*Instruction:* In your copy, include every line of the listing below exactly but none of the pictures.

*Data section:*
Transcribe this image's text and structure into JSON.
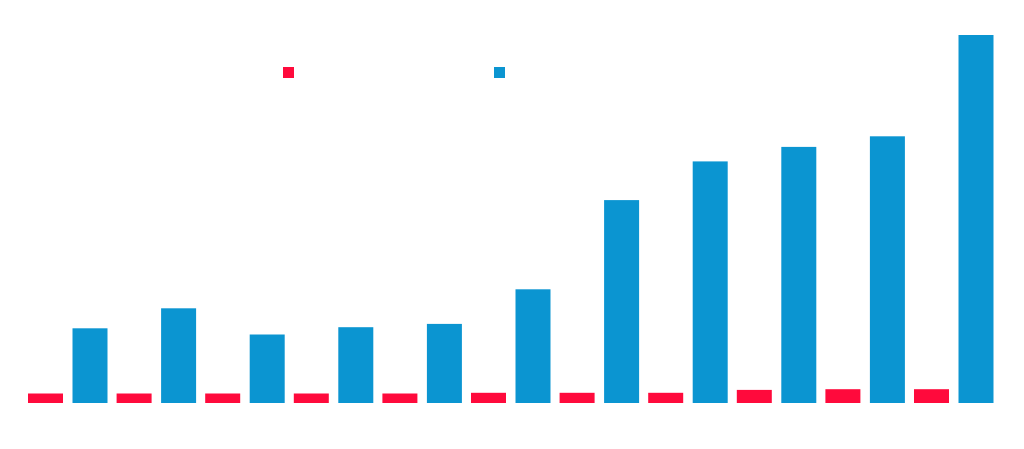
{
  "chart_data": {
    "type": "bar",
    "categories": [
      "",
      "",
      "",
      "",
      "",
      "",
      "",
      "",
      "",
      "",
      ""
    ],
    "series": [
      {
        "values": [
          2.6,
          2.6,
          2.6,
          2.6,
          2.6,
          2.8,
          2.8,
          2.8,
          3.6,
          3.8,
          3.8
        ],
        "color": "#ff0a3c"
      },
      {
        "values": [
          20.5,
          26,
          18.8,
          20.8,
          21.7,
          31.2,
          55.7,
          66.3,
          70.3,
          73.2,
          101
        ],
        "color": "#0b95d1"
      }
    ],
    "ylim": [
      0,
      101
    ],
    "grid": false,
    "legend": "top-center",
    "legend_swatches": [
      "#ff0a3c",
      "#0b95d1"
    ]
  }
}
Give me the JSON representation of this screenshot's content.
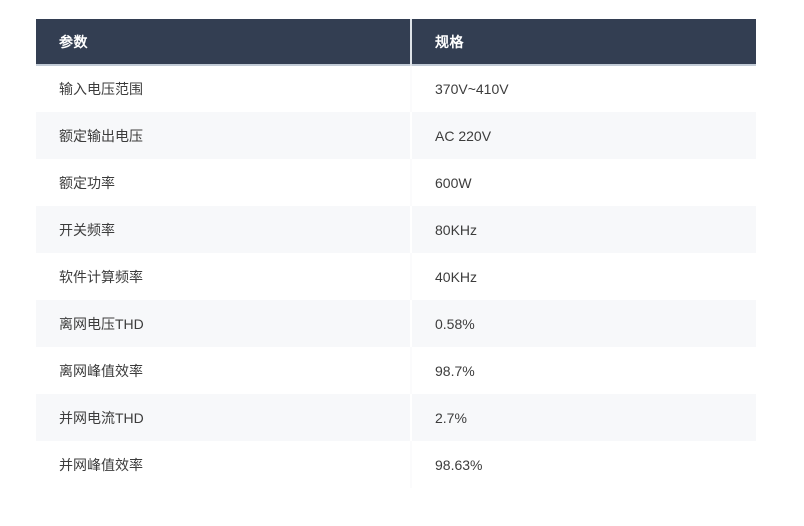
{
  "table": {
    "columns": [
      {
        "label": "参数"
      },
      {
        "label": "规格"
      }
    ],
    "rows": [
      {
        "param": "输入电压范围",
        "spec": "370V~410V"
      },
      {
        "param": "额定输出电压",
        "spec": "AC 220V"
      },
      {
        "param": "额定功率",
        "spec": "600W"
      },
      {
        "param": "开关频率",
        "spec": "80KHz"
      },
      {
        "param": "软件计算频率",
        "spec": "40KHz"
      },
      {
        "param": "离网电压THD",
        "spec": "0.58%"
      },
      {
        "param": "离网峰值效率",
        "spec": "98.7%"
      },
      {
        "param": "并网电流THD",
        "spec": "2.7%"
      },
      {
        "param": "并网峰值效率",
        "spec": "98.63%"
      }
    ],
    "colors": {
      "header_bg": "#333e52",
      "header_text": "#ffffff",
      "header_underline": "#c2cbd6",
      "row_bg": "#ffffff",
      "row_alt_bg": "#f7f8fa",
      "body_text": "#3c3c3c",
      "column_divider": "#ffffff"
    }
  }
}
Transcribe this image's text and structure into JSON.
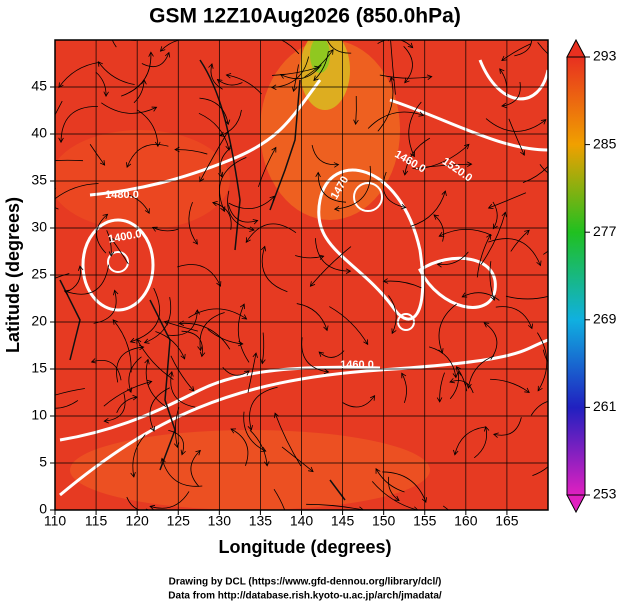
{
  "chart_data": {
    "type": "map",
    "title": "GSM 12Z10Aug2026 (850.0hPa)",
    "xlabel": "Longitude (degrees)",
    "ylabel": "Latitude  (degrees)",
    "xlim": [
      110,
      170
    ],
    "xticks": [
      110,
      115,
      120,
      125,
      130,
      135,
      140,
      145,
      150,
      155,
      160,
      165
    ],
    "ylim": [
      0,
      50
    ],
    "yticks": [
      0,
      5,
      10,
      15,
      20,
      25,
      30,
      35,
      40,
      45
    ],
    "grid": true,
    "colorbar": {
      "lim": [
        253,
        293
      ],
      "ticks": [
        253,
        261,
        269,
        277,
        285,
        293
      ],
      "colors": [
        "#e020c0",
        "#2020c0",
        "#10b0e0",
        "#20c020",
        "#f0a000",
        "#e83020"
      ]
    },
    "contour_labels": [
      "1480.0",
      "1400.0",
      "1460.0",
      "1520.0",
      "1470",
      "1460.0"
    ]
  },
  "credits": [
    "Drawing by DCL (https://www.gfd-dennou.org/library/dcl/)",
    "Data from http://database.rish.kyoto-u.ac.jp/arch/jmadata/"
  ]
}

*Solved problem:*
Transcribe this image's text and structure into JSON.
{
  "chart_data": {
    "type": "bar",
    "categories": [
      "",
      "",
      "",
      "",
      "",
      "",
      "",
      "",
      "",
      "",
      ""
    ],
    "series": [
      {
        "values": [
          2.6,
          2.6,
          2.6,
          2.6,
          2.6,
          2.8,
          2.8,
          2.8,
          3.6,
          3.8,
          3.8
        ],
        "color": "#ff0a3c"
      },
      {
        "values": [
          20.5,
          26,
          18.8,
          20.8,
          21.7,
          31.2,
          55.7,
          66.3,
          70.3,
          73.2,
          101
        ],
        "color": "#0b95d1"
      }
    ],
    "ylim": [
      0,
      101
    ],
    "grid": false,
    "legend": "top-center",
    "legend_swatches": [
      "#ff0a3c",
      "#0b95d1"
    ]
  }
}
Give me the JSON representation of this screenshot's content.
{
  "table": {
    "columns": [
      {
        "label": "参数"
      },
      {
        "label": "规格"
      }
    ],
    "rows": [
      {
        "param": "输入电压范围",
        "spec": "370V~410V"
      },
      {
        "param": "额定输出电压",
        "spec": "AC 220V"
      },
      {
        "param": "额定功率",
        "spec": "600W"
      },
      {
        "param": "开关频率",
        "spec": "80KHz"
      },
      {
        "param": "软件计算频率",
        "spec": "40KHz"
      },
      {
        "param": "离网电压THD",
        "spec": "0.58%"
      },
      {
        "param": "离网峰值效率",
        "spec": "98.7%"
      },
      {
        "param": "并网电流THD",
        "spec": "2.7%"
      },
      {
        "param": "并网峰值效率",
        "spec": "98.63%"
      }
    ],
    "colors": {
      "header_bg": "#333e52",
      "header_text": "#ffffff",
      "header_underline": "#c2cbd6",
      "row_bg": "#ffffff",
      "row_alt_bg": "#f7f8fa",
      "body_text": "#3c3c3c",
      "column_divider": "#ffffff"
    }
  }
}
Transcribe this image's text and structure into JSON.
{
  "chart_data": {
    "type": "map",
    "title": "GSM 12Z10Aug2026 (850.0hPa)",
    "xlabel": "Longitude (degrees)",
    "ylabel": "Latitude  (degrees)",
    "xlim": [
      110,
      170
    ],
    "xticks": [
      110,
      115,
      120,
      125,
      130,
      135,
      140,
      145,
      150,
      155,
      160,
      165
    ],
    "ylim": [
      0,
      50
    ],
    "yticks": [
      0,
      5,
      10,
      15,
      20,
      25,
      30,
      35,
      40,
      45
    ],
    "grid": true,
    "colorbar": {
      "lim": [
        253,
        293
      ],
      "ticks": [
        253,
        261,
        269,
        277,
        285,
        293
      ],
      "colors": [
        "#e020c0",
        "#2020c0",
        "#10b0e0",
        "#20c020",
        "#f0a000",
        "#e83020"
      ]
    },
    "contour_labels": [
      "1480.0",
      "1400.0",
      "1460.0",
      "1520.0",
      "1470",
      "1460.0"
    ]
  },
  "credits": [
    "Drawing by DCL (https://www.gfd-dennou.org/library/dcl/)",
    "Data from http://database.rish.kyoto-u.ac.jp/arch/jmadata/"
  ]
}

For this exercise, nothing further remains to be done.